— BEGIN Stored records —

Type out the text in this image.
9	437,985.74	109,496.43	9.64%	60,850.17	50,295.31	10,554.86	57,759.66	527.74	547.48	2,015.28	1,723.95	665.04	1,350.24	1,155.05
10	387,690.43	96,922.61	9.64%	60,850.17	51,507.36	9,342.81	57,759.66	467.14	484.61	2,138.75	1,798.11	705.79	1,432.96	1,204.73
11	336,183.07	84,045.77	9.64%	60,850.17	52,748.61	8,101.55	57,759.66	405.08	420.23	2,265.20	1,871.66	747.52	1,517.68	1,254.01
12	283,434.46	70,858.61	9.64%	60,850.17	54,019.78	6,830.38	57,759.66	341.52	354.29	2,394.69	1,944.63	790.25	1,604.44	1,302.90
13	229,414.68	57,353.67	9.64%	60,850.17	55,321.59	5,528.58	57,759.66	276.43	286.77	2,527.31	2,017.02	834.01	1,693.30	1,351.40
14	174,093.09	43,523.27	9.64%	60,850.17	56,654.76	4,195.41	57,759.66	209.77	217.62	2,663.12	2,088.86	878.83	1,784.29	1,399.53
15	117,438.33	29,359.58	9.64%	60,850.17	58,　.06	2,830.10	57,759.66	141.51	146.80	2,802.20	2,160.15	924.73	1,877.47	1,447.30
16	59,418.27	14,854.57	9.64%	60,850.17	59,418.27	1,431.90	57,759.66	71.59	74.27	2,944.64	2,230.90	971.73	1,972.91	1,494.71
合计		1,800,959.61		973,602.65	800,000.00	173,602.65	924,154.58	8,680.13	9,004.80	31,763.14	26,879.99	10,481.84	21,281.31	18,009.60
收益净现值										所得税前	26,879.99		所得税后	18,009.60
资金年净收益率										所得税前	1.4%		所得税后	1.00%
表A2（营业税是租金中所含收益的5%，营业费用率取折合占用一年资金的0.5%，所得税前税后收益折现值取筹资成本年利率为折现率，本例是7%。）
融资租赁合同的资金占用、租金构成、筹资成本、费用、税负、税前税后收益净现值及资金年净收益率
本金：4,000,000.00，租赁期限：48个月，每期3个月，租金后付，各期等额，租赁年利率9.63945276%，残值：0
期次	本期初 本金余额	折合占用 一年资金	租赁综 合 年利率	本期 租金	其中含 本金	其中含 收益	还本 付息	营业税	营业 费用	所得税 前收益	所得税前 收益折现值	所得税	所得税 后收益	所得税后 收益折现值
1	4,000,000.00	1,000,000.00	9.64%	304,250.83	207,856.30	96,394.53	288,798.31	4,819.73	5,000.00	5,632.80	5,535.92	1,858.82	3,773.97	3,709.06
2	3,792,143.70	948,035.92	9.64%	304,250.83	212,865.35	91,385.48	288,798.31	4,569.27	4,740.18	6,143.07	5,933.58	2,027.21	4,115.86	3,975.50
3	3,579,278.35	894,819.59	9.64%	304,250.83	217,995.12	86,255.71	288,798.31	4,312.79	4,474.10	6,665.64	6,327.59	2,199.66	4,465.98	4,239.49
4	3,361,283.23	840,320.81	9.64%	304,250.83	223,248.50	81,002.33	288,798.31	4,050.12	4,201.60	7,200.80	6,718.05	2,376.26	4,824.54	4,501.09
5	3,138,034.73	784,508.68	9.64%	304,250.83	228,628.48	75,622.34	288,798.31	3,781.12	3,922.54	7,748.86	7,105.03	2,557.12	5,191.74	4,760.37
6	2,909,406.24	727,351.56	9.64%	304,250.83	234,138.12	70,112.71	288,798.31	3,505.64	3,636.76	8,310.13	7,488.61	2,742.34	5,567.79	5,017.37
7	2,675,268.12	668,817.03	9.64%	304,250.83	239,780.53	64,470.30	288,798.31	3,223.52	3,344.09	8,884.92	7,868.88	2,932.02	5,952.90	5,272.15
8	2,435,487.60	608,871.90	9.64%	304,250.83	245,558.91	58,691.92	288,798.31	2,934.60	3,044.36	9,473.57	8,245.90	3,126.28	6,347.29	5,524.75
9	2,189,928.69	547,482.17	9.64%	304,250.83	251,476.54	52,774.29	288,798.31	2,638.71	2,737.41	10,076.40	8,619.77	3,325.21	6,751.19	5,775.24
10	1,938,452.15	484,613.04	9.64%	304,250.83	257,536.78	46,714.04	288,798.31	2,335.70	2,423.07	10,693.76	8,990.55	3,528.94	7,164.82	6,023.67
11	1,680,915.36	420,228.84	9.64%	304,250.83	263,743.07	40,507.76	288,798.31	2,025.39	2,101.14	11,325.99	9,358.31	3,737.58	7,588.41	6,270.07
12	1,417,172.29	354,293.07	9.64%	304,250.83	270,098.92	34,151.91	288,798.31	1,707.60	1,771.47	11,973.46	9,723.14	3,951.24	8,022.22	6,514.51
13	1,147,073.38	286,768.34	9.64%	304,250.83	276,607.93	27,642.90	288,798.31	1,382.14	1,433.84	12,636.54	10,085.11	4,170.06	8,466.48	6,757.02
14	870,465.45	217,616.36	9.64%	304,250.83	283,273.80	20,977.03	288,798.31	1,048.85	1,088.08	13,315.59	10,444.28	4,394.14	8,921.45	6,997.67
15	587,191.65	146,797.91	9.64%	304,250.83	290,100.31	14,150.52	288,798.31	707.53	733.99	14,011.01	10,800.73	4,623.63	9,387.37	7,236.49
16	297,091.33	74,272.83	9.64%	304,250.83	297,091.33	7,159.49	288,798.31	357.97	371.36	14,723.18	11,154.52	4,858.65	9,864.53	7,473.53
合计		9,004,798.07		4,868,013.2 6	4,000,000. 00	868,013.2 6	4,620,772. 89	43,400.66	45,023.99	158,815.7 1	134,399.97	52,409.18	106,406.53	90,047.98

— END Stored records —

:: Problem to work on ::
Where a line of the entries contains the word "所得税后", copy that line.

:: Response to this exercise ::
收益净现值										所得税前	26,879.99		所得税后	18,009.60
资金年净收益率										所得税前	1.4%		所得税后	1.00%
期次	本期初 本金余额	折合占用 一年资金	租赁综 合 年利率	本期 租金	其中含 本金	其中含 收益	还本 付息	营业税	营业 费用	所得税 前收益	所得税前 收益折现值	所得税	所得税 后收益	所得税后 收益折现值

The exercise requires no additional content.